Task:
Extract all lines containing "иным".

▬▬▬

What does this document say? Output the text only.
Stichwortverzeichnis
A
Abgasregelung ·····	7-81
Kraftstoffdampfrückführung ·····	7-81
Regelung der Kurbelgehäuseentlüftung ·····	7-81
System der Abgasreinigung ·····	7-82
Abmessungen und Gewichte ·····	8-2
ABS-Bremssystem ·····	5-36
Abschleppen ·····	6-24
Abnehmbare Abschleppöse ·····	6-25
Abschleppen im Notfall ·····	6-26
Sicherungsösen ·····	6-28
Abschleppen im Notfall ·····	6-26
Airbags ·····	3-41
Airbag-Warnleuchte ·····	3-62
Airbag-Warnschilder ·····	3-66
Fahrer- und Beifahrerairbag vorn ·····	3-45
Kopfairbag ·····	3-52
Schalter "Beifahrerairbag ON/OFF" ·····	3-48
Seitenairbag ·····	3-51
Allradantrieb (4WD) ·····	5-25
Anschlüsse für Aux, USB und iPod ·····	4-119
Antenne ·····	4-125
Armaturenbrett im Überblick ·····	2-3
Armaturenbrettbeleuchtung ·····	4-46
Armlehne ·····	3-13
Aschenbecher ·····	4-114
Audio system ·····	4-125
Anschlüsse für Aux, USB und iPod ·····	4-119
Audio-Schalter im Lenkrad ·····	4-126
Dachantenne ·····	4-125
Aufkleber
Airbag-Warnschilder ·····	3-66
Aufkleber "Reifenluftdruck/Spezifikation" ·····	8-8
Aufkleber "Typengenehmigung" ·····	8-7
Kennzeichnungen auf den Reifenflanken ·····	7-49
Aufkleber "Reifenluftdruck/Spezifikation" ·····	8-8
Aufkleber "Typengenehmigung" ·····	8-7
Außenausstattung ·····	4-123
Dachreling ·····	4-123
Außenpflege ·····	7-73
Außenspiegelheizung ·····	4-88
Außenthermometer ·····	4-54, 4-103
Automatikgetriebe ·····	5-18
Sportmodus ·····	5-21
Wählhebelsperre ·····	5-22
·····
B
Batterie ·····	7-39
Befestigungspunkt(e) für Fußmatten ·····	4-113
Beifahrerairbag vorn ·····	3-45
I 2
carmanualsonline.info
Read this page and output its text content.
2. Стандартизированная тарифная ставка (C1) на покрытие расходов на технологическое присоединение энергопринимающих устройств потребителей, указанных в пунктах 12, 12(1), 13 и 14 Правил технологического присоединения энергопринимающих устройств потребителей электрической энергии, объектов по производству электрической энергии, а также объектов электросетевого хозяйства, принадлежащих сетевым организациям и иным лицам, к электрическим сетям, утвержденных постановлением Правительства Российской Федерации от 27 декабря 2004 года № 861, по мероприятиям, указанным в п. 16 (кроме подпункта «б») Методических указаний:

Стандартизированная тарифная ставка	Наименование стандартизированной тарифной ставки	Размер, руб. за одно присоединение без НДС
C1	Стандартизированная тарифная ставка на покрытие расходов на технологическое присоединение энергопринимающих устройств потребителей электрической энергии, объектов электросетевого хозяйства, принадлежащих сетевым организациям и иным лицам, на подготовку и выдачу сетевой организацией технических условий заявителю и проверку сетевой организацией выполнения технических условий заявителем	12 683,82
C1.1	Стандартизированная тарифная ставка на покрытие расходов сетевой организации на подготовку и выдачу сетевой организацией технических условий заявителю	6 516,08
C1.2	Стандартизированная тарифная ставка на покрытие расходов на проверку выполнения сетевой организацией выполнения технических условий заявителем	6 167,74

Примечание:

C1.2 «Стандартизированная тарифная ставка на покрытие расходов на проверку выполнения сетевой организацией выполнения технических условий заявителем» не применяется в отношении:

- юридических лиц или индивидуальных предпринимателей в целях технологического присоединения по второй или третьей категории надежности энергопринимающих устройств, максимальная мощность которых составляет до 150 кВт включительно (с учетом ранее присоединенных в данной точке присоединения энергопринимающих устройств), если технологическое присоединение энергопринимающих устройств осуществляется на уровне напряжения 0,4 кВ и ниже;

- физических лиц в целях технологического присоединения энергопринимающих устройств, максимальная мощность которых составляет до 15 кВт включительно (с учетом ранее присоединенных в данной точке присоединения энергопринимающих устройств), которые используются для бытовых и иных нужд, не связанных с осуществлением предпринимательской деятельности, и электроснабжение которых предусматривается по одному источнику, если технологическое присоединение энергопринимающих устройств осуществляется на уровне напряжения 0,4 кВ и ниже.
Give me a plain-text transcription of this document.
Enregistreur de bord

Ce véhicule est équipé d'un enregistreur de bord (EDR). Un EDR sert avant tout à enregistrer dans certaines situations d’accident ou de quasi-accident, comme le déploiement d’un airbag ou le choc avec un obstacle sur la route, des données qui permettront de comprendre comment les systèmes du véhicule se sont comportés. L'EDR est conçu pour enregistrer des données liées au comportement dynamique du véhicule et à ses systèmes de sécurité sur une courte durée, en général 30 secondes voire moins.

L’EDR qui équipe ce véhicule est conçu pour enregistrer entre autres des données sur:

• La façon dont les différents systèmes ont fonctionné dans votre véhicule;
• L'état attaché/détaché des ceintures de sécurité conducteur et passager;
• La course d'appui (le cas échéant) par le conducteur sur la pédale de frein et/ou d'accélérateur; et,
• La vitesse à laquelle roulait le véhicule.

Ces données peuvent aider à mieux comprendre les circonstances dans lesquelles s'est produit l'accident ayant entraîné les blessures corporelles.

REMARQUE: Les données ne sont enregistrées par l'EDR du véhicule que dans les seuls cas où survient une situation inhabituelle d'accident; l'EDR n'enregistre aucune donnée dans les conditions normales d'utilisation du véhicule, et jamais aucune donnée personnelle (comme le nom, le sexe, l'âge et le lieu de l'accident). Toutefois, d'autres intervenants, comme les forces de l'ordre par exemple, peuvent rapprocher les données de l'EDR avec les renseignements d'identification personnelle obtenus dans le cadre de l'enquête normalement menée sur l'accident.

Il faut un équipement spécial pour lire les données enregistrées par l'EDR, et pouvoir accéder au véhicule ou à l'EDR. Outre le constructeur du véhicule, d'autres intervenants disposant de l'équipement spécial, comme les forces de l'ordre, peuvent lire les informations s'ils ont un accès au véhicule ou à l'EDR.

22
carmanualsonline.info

▬▬▬

Task response:
2. Стандартизированная тарифная ставка (C1) на покрытие расходов на технологическое присоединение энергопринимающих устройств потребителей, указанных в пунктах 12, 12(1), 13 и 14 Правил технологического присоединения энергопринимающих устройств потребителей электрической энергии, объектов по производству электрической энергии, а также объектов электросетевого хозяйства, принадлежащих сетевым организациям и иным лицам, к электрическим сетям, утвержденных постановлением Правительства Российской Федерации от 27 декабря 2004 года № 861, по мероприятиям, указанным в п. 16 (кроме подпункта «б») Методических указаний:
C1	Стандартизированная тарифная ставка на покрытие расходов на технологическое присоединение энергопринимающих устройств потребителей электрической энергии, объектов электросетевого хозяйства, принадлежащих сетевым организациям и иным лицам, на подготовку и выдачу сетевой организацией технических условий заявителю и проверку сетевой организацией выполнения технических условий заявителем	12 683,82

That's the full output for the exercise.